**Aim**
Below is a listing; reproduce each line of it exactly.
[START Entries]
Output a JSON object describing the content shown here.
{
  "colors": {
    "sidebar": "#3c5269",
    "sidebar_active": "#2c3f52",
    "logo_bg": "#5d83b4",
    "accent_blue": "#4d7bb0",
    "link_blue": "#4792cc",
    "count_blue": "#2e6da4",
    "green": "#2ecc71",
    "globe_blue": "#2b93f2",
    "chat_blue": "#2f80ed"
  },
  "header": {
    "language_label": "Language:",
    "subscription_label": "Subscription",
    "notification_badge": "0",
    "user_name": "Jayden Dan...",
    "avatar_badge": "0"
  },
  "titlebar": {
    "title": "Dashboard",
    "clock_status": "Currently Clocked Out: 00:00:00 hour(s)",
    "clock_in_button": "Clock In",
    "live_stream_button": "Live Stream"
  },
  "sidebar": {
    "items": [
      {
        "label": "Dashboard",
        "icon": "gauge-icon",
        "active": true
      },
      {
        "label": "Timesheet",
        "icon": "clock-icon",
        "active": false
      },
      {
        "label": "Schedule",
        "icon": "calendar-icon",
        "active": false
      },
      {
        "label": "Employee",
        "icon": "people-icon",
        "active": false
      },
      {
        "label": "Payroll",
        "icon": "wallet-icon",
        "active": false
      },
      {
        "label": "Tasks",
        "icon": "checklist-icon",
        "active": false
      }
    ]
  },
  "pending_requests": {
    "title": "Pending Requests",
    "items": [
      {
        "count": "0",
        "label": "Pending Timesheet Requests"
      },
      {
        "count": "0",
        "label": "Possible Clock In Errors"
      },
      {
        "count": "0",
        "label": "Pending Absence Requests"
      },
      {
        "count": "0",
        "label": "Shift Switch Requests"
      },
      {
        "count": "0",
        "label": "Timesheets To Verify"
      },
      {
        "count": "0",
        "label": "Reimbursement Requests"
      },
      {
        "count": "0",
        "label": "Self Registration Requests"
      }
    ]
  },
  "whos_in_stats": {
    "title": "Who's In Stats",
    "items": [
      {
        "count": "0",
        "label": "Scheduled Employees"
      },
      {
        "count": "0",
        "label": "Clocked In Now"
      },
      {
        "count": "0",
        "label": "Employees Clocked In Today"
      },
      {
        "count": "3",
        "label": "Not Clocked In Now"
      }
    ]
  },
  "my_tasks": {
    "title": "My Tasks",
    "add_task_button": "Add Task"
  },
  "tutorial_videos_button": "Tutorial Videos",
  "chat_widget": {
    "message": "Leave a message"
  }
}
[END Entries]
**Complete output**
Output a JSON object describing the content shown here.
{
  "colors": {
    "sidebar": "#3c5269",
    "sidebar_active": "#2c3f52",
    "logo_bg": "#5d83b4",
    "accent_blue": "#4d7bb0",
    "link_blue": "#4792cc",
    "count_blue": "#2e6da4",
    "green": "#2ecc71",
    "globe_blue": "#2b93f2",
    "chat_blue": "#2f80ed"
  },
  "header": {
    "language_label": "Language:",
    "subscription_label": "Subscription",
    "notification_badge": "0",
    "user_name": "Jayden Dan...",
    "avatar_badge": "0"
  },
  "titlebar": {
    "title": "Dashboard",
    "clock_status": "Currently Clocked Out: 00:00:00 hour(s)",
    "clock_in_button": "Clock In",
    "live_stream_button": "Live Stream"
  },
  "sidebar": {
    "items": [
      {
        "label": "Dashboard",
        "icon": "gauge-icon",
        "active": true
      },
      {
        "label": "Timesheet",
        "icon": "clock-icon",
        "active": false
      },
      {
        "label": "Schedule",
        "icon": "calendar-icon",
        "active": false
      },
      {
        "label": "Employee",
        "icon": "people-icon",
        "active": false
      },
      {
        "label": "Payroll",
        "icon": "wallet-icon",
        "active": false
      },
      {
        "label": "Tasks",
        "icon": "checklist-icon",
        "active": false
      }
    ]
  },
  "pending_requests": {
    "title": "Pending Requests",
    "items": [
      {
        "count": "0",
        "label": "Pending Timesheet Requests"
      },
      {
        "count": "0",
        "label": "Possible Clock In Errors"
      },
      {
        "count": "0",
        "label": "Pending Absence Requests"
      },
      {
        "count": "0",
        "label": "Shift Switch Requests"
      },
      {
        "count": "0",
        "label": "Timesheets To Verify"
      },
      {
        "count": "0",
        "label": "Reimbursement Requests"
      },
      {
        "count": "0",
        "label": "Self Registration Requests"
      }
    ]
  },
  "whos_in_stats": {
    "title": "Who's In Stats",
    "items": [
      {
        "count": "0",
        "label": "Scheduled Employees"
      },
      {
        "count": "0",
        "label": "Clocked In Now"
      },
      {
        "count": "0",
        "label": "Employees Clocked In Today"
      },
      {
        "count": "3",
        "label": "Not Clocked In Now"
      }
    ]
  },
  "my_tasks": {
    "title": "My Tasks",
    "add_task_button": "Add Task"
  },
  "tutorial_videos_button": "Tutorial Videos",
  "chat_widget": {
    "message": "Leave a message"
  }
}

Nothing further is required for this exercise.